> Problem to work on
Output every line below exactly.

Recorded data
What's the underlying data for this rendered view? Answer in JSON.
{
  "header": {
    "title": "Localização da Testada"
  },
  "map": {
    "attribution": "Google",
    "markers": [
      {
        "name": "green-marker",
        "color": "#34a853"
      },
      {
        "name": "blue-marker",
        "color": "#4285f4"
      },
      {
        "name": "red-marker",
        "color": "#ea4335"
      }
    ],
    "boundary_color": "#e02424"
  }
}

> Response to this exercise
What's the underlying data for this rendered view? Answer in JSON.
{
  "header": {
    "title": "Localização da Testada"
  },
  "map": {
    "attribution": "Google",
    "markers": [
      {
        "name": "green-marker",
        "color": "#34a853"
      },
      {
        "name": "blue-marker",
        "color": "#4285f4"
      },
      {
        "name": "red-marker",
        "color": "#ea4335"
      }
    ],
    "boundary_color": "#e02424"
  }
}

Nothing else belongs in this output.